Segment Open

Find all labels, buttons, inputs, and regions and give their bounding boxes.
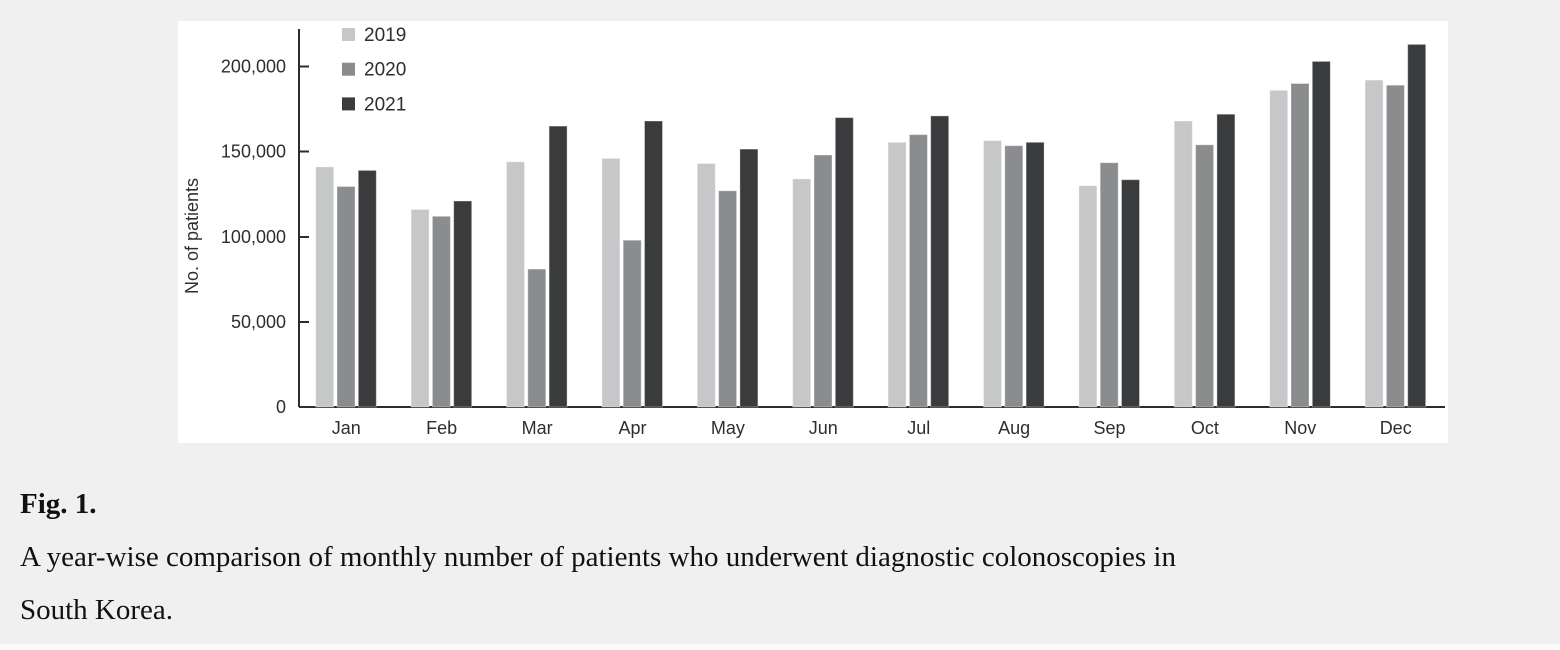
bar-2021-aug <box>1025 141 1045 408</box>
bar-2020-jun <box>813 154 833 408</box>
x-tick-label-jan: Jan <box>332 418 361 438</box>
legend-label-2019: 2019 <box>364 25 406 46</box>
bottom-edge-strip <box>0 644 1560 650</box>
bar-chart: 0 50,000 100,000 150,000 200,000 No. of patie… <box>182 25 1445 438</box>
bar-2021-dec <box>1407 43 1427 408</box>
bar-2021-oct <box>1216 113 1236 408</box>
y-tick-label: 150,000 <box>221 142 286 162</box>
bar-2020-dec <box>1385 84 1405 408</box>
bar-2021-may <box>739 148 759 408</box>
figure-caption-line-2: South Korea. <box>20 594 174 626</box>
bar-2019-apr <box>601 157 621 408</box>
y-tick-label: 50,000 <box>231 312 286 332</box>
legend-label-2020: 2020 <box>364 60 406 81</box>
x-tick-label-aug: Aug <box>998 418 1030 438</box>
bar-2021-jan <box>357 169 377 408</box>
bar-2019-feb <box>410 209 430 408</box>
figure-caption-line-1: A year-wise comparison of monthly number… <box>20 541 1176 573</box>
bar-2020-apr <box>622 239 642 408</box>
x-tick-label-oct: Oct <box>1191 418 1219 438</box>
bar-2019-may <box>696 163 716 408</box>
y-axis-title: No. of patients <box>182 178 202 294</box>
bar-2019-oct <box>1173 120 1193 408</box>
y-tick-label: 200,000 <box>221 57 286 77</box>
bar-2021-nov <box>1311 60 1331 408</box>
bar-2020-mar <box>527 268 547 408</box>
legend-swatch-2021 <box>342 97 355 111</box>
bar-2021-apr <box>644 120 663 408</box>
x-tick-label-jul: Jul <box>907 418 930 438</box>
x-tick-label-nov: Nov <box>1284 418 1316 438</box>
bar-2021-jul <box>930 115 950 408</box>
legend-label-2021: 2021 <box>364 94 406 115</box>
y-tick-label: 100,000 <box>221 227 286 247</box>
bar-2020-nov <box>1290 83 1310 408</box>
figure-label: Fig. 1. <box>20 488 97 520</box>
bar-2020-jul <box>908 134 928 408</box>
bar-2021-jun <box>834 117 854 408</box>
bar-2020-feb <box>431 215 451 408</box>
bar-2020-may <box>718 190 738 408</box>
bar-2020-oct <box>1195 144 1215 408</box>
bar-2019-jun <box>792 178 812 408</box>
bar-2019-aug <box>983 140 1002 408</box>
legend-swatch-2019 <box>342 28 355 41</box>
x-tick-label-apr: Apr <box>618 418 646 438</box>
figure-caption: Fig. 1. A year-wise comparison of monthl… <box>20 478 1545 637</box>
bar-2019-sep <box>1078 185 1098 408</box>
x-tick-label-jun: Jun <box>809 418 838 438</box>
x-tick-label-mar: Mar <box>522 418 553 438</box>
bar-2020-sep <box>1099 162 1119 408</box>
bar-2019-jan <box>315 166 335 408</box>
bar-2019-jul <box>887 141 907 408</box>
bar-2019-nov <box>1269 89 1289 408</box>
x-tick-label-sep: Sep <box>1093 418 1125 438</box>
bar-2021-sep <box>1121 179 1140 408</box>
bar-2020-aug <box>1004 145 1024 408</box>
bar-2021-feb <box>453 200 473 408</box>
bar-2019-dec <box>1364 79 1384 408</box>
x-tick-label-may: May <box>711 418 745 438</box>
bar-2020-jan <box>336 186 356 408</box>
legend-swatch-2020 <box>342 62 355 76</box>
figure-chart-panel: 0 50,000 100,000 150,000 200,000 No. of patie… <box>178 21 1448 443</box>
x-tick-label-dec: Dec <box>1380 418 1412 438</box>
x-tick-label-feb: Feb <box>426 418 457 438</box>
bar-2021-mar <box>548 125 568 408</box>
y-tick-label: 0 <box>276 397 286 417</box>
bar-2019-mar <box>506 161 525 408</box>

Segment Closed
Segment Open

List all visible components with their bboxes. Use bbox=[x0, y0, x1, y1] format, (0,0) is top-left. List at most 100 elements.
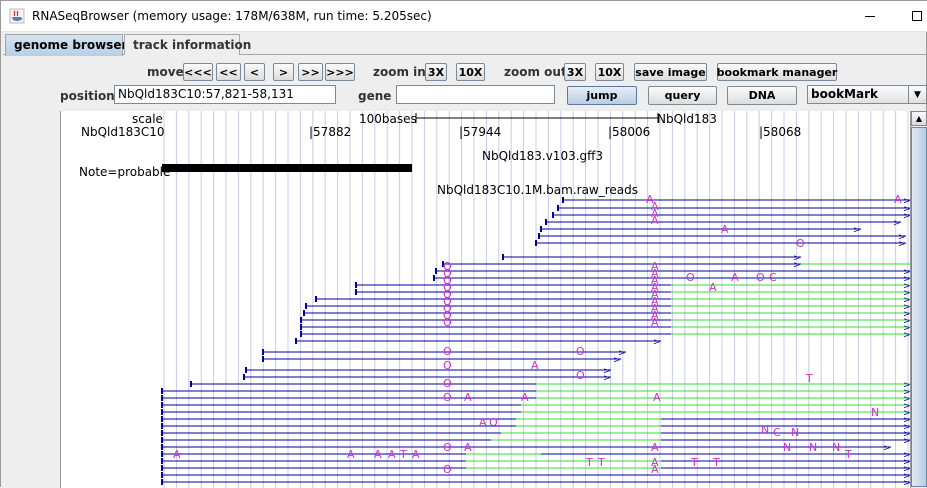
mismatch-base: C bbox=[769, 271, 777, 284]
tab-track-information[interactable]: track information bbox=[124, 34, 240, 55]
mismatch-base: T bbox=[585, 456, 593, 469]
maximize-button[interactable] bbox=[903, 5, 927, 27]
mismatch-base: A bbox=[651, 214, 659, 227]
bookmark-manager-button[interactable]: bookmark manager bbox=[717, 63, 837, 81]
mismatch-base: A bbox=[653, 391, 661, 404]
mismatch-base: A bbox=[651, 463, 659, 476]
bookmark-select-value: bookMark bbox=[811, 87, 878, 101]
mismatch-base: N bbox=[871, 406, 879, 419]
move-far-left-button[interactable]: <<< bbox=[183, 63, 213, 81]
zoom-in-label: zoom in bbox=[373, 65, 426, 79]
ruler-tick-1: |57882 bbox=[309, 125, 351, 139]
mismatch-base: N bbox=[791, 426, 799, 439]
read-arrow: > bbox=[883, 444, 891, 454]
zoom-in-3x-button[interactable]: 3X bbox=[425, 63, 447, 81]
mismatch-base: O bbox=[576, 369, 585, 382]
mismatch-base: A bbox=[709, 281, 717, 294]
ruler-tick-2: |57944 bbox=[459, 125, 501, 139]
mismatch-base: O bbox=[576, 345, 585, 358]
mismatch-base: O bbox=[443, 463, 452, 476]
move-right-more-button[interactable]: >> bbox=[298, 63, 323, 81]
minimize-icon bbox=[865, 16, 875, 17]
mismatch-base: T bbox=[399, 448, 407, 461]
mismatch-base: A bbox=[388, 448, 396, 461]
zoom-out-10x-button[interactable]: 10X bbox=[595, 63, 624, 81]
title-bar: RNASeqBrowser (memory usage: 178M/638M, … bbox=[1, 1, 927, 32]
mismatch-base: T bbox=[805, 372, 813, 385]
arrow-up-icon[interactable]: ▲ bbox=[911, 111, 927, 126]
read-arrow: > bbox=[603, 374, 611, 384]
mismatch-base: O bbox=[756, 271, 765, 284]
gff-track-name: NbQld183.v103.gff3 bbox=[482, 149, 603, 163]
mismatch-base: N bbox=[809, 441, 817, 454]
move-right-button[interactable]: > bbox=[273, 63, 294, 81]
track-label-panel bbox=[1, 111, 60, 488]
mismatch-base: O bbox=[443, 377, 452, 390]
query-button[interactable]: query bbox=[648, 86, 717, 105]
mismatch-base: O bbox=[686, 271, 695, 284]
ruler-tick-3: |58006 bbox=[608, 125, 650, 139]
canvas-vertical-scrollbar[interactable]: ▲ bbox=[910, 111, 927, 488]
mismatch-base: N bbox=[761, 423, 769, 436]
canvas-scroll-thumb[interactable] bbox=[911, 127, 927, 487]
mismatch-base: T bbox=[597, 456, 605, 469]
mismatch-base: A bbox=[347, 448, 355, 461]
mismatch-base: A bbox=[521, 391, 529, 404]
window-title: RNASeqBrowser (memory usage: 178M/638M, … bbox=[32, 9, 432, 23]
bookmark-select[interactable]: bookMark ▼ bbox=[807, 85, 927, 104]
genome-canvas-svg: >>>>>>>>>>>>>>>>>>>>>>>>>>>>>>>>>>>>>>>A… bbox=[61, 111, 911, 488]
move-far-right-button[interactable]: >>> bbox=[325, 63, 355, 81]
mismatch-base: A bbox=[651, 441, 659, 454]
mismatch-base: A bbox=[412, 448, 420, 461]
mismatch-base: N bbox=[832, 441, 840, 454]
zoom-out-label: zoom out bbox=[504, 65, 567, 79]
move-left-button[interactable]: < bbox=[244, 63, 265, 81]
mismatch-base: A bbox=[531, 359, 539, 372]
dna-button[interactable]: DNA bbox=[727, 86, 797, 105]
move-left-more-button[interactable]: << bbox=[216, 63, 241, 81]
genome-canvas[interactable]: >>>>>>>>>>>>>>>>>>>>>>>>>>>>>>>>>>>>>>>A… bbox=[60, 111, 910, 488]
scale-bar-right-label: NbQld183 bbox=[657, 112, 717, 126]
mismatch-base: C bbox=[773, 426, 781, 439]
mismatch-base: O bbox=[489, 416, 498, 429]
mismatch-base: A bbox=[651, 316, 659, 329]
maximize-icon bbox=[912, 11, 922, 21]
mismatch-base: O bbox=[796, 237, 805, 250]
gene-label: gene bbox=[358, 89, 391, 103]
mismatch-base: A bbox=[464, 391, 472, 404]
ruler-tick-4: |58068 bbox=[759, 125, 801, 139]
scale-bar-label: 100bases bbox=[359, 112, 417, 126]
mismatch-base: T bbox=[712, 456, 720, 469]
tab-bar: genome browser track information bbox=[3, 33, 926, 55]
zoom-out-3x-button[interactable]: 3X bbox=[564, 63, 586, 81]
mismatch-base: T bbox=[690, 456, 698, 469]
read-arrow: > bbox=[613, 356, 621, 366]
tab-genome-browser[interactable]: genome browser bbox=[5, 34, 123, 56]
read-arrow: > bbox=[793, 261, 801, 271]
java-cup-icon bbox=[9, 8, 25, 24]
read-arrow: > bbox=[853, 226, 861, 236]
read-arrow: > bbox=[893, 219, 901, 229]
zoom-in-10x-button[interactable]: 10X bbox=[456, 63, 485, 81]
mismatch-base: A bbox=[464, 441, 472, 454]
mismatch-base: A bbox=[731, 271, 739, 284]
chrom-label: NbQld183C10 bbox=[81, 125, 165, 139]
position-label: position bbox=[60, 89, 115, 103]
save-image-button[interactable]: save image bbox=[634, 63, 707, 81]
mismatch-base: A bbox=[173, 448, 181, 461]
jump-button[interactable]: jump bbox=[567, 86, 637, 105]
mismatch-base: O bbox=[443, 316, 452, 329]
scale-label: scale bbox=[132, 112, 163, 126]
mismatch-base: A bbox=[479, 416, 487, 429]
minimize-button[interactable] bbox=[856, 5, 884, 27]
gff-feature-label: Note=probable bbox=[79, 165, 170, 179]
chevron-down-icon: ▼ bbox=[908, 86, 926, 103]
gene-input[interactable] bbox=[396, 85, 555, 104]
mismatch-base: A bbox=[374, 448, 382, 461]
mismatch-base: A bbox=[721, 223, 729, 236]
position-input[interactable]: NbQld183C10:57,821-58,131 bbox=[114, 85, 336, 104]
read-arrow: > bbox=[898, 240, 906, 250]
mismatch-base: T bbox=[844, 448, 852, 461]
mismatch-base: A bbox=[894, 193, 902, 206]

Segment Closed

▶ _WORK REQUEST_
Each line above with the word "panel" must be returned.

▶ _THE ANSWER_
figure-chart-panel: 0 50,000 100,000 150,000 200,000 No. of patie… <box>178 21 1448 443</box>
track-label-panel bbox=[1, 111, 60, 488]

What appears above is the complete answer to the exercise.